◆ **Deine Aufgabe 1**
Beantworte diese Fragen zum Textauszug:
(a) Bis wann stellen Vater und Sohn aus?
(b) Wo findet die Ausstellung statt?
(c) Womit ließ Max Weiler seine Studierenden zuerst zeichnen?

Gegenstand
Abstraktion Dimension
Am 7. Dezember hatte ich die Ehre zur Ausstellungseröffnung der beiden
Künstler Heinz Günther und Paul Leitner ein paar Überlegungen zu sagen. Vater und
Sohn stellen bis 29. Feber 2020 im conClusius in
Güssing aus. Ich begann mit dieser Frage:
Ist am Anfang der bildenden Kunst tatsächlich das Zeichnen?
Max Weiler ließ seine Studierenden zuerst mit 6H Bleistiften oder auch
Silberstiften zeichnen. Die sind so hart, dass fast kein Grafit auf dem Papier
bleibt, man also fast kein Ergebnis der Arbeit sehen kann. Man muss ganz genau
schauen.
Im wahrsten Sinne des Wortes: eine harte Übung.

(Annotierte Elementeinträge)
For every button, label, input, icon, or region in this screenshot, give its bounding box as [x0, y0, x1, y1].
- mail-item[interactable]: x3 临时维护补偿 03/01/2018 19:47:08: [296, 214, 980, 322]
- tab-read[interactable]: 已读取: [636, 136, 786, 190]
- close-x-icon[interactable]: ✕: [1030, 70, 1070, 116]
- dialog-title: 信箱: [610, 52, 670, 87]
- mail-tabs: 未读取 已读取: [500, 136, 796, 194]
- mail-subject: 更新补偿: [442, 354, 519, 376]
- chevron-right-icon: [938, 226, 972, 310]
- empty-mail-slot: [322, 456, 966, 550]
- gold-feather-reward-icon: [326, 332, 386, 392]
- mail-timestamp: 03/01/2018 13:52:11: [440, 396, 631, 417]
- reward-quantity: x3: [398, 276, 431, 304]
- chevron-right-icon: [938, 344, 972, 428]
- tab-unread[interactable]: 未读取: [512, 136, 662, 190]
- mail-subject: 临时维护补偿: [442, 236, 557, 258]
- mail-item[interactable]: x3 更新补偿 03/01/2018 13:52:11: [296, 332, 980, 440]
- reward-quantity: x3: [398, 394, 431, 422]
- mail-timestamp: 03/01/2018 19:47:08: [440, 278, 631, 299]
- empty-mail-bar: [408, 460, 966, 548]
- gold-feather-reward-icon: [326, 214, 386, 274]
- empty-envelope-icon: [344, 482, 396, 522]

◆ **Deine Aufgabe 2**
Gib alle Zeilen der Einträge als JSON-Liste von Zeichenketten aus, eine Zeichenkette pro Zeile, ohne Leerzeilen.

◆ **Deine Lösung 1**
(a) Bis 29. Feber 2020.
(b) Im conClusius in Güssing.
(c) Mit 6H Bleistiften oder auch Silberstiften.

◆ **Deine Lösung 2**
[
  "For every button, label, input, icon, or region in this screenshot, give its bounding box as [x0, y0, x1, y1].",
  "- mail-item[interactable]: x3 临时维护补偿 03/01/2018 19:47:08: [296, 214, 980, 322]",
  "- tab-read[interactable]: 已读取: [636, 136, 786, 190]",
  "- close-x-icon[interactable]: ✕: [1030, 70, 1070, 116]",
  "- dialog-title: 信箱: [610, 52, 670, 87]",
  "- mail-tabs: 未读取 已读取: [500, 136, 796, 194]",
  "- mail-subject: 更新补偿: [442, 354, 519, 376]",
  "- chevron-right-icon: [938, 226, 972, 310]",
  "- empty-mail-slot: [322, 456, 966, 550]",
  "- gold-feather-reward-icon: [326, 332, 386, 392]",
  "- mail-timestamp: 03/01/2018 13:52:11: [440, 396, 631, 417]",
  "- reward-quantity: x3: [398, 276, 431, 304]",
  "- chevron-right-icon: [938, 344, 972, 428]",
  "- tab-unread[interactable]: 未读取: [512, 136, 662, 190]",
  "- mail-subject: 临时维护补偿: [442, 236, 557, 258]",
  "- mail-item[interactable]: x3 更新补偿 03/01/2018 13:52:11: [296, 332, 980, 440]",
  "- reward-quantity: x3: [398, 394, 431, 422]",
  "- mail-timestamp: 03/01/2018 19:47:08: [440, 278, 631, 299]",
  "- empty-mail-bar: [408, 460, 966, 548]",
  "- gold-feather-reward-icon: [326, 214, 386, 274]",
  "- empty-envelope-icon: [344, 482, 396, 522]"
]